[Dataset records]

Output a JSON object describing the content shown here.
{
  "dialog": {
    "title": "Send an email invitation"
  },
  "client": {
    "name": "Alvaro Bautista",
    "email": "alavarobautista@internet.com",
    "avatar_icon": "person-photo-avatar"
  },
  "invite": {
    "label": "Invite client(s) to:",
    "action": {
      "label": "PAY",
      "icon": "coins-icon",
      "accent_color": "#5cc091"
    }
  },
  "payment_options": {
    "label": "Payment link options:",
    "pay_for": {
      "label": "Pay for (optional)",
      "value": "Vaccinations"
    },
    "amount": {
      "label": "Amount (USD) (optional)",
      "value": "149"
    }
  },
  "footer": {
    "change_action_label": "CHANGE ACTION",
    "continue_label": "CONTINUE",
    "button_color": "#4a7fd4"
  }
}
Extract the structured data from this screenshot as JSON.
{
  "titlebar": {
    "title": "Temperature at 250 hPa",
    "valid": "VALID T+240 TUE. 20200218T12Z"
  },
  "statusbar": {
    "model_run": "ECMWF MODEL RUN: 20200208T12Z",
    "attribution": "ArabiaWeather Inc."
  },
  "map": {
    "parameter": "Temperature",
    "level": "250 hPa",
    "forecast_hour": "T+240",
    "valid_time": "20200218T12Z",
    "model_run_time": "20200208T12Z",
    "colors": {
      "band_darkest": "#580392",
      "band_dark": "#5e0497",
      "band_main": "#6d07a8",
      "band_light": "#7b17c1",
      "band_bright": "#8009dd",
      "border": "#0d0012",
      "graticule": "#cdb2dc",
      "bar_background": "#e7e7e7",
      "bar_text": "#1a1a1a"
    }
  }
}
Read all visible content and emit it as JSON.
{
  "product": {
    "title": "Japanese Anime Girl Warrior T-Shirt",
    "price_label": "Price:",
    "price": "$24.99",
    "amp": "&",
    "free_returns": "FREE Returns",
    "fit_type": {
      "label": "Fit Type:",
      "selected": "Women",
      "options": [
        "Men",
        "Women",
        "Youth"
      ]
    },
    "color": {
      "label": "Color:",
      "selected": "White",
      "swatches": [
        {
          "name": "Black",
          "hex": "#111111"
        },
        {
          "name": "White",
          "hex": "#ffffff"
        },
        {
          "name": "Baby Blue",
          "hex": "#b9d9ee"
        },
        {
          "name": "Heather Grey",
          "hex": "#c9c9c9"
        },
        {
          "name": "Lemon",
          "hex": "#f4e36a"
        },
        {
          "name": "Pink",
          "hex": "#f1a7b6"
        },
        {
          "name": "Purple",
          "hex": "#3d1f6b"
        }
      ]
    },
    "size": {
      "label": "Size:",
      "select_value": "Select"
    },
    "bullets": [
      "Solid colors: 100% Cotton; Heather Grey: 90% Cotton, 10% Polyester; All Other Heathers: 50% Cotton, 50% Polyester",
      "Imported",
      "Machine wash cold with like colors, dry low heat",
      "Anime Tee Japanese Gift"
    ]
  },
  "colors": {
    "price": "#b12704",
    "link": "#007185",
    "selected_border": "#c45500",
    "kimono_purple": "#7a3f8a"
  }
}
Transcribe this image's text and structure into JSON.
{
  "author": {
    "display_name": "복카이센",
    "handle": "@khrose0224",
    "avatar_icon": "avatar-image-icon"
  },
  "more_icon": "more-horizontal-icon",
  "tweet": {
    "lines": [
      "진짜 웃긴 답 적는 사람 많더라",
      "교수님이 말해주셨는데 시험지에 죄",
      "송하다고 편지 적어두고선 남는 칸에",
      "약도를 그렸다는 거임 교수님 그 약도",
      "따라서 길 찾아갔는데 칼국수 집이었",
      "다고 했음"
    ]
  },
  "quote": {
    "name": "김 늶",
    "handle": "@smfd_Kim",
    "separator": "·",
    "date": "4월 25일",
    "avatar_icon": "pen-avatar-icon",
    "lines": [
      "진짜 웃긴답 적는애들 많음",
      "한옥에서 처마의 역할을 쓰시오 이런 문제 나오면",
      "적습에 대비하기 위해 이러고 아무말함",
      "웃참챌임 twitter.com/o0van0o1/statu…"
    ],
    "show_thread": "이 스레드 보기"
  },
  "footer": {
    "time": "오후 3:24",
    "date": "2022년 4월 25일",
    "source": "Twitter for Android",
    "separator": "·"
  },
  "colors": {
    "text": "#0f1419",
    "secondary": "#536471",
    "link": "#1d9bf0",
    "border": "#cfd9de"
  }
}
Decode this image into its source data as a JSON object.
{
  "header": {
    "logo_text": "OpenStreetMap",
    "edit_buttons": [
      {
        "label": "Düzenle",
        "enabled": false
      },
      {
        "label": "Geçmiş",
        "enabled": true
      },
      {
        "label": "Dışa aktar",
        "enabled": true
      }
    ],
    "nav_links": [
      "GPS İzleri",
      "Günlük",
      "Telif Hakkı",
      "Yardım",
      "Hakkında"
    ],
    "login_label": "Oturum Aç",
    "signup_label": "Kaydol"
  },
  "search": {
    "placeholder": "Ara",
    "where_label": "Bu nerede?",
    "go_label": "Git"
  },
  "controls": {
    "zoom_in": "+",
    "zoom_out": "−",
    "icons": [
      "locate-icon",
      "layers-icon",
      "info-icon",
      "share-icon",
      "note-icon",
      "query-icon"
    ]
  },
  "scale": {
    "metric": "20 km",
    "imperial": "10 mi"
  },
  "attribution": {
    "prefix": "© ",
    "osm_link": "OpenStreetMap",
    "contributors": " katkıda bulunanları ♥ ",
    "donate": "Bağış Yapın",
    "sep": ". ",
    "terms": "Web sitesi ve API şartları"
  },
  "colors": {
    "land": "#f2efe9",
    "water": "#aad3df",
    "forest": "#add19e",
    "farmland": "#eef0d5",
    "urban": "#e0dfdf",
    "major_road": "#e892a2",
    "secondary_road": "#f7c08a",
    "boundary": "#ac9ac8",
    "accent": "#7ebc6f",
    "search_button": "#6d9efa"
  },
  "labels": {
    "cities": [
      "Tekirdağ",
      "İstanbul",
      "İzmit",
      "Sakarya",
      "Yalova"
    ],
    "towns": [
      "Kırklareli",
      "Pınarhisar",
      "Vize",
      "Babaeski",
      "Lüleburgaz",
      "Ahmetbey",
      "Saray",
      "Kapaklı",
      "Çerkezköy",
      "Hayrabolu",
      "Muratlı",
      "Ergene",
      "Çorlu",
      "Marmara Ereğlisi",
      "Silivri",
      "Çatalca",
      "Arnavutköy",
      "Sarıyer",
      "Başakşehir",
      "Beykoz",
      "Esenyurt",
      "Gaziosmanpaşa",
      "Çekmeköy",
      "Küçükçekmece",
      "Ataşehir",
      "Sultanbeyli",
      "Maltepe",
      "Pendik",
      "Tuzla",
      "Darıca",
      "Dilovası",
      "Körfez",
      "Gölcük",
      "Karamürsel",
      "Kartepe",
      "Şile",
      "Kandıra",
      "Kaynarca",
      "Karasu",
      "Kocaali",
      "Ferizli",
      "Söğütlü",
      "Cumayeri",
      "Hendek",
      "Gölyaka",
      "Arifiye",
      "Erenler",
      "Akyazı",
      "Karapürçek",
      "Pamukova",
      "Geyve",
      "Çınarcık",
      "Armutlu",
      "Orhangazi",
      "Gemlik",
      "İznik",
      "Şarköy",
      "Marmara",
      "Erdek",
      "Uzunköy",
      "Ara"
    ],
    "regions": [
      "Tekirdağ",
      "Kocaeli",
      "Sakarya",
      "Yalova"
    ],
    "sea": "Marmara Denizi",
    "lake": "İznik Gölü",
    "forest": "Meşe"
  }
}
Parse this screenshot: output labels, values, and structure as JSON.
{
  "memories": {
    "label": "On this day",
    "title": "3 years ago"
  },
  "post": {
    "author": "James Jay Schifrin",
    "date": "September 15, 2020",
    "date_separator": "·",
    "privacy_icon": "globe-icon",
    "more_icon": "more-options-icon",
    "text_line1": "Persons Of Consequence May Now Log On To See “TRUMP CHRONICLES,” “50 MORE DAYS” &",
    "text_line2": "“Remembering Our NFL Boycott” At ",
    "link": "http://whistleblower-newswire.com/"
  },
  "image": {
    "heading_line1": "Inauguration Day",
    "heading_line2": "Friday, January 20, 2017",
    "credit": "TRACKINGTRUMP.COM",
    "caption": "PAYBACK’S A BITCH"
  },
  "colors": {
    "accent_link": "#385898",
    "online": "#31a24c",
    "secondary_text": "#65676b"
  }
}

**Your goal**
Give the number of lines above that hold the word "optional", and nothing more.

**Result of the exercise**
2